[Begin STORED DATA]

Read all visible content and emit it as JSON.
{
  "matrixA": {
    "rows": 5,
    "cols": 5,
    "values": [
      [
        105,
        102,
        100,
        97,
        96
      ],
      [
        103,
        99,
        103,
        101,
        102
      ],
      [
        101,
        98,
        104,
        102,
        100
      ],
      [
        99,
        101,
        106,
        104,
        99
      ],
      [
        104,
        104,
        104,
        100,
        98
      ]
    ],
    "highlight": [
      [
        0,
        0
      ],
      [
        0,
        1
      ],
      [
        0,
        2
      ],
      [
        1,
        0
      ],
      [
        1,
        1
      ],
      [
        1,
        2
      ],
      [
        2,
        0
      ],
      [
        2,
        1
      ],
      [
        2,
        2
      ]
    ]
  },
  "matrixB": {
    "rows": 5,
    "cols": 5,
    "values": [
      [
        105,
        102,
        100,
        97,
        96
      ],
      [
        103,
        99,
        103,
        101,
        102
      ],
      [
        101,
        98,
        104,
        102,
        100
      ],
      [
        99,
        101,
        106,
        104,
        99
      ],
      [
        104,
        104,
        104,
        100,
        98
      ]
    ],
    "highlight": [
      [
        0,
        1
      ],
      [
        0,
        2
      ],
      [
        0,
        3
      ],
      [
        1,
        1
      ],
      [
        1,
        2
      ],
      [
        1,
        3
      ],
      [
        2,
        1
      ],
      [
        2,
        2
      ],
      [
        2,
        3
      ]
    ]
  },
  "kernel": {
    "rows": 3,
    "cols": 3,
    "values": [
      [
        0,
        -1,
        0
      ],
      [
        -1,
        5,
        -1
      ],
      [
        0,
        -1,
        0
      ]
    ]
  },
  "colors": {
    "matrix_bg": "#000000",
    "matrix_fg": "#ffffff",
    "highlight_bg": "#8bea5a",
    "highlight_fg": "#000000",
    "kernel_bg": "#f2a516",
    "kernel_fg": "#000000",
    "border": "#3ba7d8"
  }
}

[End STORED DATA]

Reproduce each record shown above without altering a single word.

* [COMPLETE RESPONSE]
Read all visible content and emit it as JSON.
{
  "matrixA": {
    "rows": 5,
    "cols": 5,
    "values": [
      [
        105,
        102,
        100,
        97,
        96
      ],
      [
        103,
        99,
        103,
        101,
        102
      ],
      [
        101,
        98,
        104,
        102,
        100
      ],
      [
        99,
        101,
        106,
        104,
        99
      ],
      [
        104,
        104,
        104,
        100,
        98
      ]
    ],
    "highlight": [
      [
        0,
        0
      ],
      [
        0,
        1
      ],
      [
        0,
        2
      ],
      [
        1,
        0
      ],
      [
        1,
        1
      ],
      [
        1,
        2
      ],
      [
        2,
        0
      ],
      [
        2,
        1
      ],
      [
        2,
        2
      ]
    ]
  },
  "matrixB": {
    "rows": 5,
    "cols": 5,
    "values": [
      [
        105,
        102,
        100,
        97,
        96
      ],
      [
        103,
        99,
        103,
        101,
        102
      ],
      [
        101,
        98,
        104,
        102,
        100
      ],
      [
        99,
        101,
        106,
        104,
        99
      ],
      [
        104,
        104,
        104,
        100,
        98
      ]
    ],
    "highlight": [
      [
        0,
        1
      ],
      [
        0,
        2
      ],
      [
        0,
        3
      ],
      [
        1,
        1
      ],
      [
        1,
        2
      ],
      [
        1,
        3
      ],
      [
        2,
        1
      ],
      [
        2,
        2
      ],
      [
        2,
        3
      ]
    ]
  },
  "kernel": {
    "rows": 3,
    "cols": 3,
    "values": [
      [
        0,
        -1,
        0
      ],
      [
        -1,
        5,
        -1
      ],
      [
        0,
        -1,
        0
      ]
    ]
  },
  "colors": {
    "matrix_bg": "#000000",
    "matrix_fg": "#ffffff",
    "highlight_bg": "#8bea5a",
    "highlight_fg": "#000000",
    "kernel_bg": "#f2a516",
    "kernel_fg": "#000000",
    "border": "#3ba7d8"
  }
}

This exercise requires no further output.